[Dataset entries]
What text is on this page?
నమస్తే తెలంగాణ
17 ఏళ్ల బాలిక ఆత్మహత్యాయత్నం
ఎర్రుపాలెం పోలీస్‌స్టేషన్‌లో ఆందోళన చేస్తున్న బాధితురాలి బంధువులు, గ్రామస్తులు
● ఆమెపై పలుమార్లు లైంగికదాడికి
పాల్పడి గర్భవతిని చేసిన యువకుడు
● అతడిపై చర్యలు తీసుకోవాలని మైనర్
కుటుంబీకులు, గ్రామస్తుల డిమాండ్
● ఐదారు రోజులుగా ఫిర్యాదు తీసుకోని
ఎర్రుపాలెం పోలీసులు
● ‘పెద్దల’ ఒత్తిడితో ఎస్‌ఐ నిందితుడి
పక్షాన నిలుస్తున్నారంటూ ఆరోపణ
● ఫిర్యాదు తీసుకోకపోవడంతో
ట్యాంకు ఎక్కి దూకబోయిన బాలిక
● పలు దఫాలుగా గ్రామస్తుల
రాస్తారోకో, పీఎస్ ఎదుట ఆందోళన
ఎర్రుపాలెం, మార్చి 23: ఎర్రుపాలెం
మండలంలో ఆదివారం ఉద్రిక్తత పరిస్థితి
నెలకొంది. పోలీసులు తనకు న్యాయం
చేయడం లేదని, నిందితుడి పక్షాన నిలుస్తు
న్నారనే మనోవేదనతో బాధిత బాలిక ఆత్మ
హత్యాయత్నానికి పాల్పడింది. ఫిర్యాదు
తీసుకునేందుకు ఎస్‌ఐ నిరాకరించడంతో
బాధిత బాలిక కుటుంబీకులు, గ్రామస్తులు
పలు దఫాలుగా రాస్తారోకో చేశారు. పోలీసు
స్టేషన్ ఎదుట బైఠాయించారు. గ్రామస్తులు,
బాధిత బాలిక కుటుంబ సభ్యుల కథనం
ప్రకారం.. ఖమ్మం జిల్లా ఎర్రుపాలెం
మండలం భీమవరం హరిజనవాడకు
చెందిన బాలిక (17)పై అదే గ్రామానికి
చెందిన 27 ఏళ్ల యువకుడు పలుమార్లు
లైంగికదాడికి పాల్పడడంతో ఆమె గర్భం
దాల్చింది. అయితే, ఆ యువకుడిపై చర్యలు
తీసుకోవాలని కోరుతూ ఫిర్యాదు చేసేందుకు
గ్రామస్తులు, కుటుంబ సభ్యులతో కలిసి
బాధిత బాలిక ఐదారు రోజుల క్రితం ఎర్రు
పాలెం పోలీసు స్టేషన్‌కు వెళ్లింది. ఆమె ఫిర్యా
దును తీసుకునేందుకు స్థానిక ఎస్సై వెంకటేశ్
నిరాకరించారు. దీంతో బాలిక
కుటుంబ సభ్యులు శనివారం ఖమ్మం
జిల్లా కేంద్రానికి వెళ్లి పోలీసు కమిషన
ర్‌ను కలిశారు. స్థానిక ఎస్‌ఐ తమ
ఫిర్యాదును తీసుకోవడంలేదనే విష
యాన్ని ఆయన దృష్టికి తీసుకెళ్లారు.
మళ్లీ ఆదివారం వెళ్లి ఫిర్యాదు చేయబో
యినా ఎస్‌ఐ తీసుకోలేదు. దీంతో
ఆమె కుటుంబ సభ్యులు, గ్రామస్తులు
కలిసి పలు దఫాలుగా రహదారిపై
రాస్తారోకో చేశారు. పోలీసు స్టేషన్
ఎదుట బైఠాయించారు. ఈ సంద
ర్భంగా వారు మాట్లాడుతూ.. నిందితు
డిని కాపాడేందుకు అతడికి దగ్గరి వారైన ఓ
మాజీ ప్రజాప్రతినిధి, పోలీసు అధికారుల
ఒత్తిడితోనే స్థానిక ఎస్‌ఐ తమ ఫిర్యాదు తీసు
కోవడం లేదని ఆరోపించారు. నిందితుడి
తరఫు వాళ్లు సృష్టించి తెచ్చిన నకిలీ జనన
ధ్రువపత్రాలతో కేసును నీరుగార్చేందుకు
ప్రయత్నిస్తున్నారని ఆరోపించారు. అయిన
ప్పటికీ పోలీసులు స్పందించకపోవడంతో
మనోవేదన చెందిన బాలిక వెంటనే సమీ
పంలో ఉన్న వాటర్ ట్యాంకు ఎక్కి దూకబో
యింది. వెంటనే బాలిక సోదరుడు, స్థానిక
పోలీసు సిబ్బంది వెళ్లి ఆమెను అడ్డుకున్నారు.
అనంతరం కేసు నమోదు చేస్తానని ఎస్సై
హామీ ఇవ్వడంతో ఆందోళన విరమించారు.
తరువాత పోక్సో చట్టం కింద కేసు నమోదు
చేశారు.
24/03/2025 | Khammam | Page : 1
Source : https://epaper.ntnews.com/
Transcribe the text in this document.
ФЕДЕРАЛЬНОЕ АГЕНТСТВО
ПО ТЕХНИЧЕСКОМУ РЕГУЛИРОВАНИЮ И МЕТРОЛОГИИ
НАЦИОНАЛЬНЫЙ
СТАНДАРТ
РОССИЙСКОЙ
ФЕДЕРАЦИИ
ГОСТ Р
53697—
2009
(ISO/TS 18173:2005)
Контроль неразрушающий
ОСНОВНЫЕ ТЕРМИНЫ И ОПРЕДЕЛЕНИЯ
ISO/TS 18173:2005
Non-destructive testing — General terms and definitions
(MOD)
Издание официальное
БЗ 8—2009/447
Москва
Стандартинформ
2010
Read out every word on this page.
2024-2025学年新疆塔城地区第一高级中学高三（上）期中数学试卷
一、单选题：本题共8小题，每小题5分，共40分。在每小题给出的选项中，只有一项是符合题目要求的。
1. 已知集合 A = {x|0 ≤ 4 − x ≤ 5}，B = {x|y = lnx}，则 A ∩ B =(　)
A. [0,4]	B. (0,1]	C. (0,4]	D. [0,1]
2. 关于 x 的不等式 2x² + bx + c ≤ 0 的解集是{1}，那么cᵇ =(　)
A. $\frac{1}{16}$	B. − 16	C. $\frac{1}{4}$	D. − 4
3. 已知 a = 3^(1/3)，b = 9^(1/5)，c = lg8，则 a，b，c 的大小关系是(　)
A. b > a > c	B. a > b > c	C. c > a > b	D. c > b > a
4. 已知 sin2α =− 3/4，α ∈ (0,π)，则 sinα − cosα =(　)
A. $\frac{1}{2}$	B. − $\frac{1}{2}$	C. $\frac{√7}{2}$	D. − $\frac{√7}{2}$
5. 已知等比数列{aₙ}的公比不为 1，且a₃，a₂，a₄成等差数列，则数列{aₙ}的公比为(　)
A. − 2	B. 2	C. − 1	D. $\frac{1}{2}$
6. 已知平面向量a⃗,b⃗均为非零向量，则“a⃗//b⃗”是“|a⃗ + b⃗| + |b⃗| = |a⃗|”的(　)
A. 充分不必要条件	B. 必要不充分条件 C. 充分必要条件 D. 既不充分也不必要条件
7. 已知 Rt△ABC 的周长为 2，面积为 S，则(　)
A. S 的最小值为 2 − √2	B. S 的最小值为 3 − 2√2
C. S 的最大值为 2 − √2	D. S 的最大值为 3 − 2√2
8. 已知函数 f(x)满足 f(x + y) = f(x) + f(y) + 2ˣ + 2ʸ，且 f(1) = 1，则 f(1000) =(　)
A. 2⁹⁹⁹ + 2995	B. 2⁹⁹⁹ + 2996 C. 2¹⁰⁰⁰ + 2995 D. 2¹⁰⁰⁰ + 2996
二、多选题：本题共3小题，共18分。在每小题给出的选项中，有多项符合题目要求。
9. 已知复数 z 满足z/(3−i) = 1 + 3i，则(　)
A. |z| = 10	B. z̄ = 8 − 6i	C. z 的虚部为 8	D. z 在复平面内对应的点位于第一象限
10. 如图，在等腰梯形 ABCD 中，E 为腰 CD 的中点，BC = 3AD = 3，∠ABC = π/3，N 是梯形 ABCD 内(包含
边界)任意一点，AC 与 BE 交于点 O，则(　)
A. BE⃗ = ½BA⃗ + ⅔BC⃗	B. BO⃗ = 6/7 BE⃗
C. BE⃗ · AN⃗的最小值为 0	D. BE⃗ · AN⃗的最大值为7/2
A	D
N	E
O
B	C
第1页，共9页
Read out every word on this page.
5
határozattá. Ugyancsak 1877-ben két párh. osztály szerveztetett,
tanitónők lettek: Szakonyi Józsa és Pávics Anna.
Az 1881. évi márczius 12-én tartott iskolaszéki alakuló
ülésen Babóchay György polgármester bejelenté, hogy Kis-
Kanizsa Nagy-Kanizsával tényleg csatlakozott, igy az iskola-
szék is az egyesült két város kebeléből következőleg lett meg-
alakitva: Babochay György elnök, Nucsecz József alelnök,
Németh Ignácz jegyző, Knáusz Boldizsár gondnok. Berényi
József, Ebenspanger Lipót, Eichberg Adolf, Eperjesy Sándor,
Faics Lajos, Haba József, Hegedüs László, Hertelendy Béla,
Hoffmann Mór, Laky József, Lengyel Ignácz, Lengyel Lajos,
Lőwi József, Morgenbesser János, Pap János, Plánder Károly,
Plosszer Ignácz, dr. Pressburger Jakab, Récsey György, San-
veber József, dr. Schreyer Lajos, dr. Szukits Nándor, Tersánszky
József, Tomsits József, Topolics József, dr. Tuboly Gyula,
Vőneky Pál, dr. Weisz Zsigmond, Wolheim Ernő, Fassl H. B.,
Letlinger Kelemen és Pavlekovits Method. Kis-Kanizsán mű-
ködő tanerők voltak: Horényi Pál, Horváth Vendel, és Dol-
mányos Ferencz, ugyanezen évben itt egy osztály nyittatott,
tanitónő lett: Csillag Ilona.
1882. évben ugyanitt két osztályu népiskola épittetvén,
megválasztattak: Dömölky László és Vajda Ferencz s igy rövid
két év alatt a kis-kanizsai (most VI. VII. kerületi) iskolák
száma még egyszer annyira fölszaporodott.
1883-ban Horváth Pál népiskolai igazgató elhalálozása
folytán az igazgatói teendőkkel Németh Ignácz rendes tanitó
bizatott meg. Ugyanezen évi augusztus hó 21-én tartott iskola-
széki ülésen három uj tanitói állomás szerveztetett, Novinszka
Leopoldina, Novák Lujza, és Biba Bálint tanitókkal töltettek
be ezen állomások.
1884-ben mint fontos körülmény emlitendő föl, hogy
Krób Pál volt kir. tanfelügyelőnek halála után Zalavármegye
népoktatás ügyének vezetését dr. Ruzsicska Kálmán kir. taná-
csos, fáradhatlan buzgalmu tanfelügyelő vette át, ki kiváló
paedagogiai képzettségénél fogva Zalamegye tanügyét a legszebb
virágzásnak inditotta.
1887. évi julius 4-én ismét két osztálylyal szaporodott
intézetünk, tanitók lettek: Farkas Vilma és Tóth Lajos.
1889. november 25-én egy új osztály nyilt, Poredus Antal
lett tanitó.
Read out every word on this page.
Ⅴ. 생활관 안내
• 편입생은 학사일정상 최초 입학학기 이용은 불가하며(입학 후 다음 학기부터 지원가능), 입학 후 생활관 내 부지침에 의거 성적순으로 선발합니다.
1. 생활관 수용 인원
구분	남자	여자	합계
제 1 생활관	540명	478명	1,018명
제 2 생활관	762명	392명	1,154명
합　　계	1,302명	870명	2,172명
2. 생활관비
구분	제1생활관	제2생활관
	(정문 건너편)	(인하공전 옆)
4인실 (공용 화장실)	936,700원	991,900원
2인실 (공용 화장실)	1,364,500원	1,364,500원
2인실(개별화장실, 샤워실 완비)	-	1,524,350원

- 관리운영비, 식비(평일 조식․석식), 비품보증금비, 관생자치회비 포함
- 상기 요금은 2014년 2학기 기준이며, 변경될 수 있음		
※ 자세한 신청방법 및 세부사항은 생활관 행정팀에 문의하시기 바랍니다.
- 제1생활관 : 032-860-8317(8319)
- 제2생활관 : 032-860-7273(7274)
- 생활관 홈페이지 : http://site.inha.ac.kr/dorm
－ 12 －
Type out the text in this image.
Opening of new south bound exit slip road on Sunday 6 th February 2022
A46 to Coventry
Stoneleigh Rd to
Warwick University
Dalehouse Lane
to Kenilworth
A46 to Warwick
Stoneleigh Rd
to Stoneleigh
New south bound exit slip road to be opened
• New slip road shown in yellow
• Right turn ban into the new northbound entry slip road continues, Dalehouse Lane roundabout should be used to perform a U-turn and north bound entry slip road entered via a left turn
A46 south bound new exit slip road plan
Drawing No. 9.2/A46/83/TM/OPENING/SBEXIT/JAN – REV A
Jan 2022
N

▶ TASK STATEMENT: For each line above that contains the word "László", copy that line.

▶ THE ANSWER:
Faics Lajos, Haba József, Hegedüs László, Hertelendy Béla,
megválasztattak: Dömölky László és Vajda Ferencz s igy rövid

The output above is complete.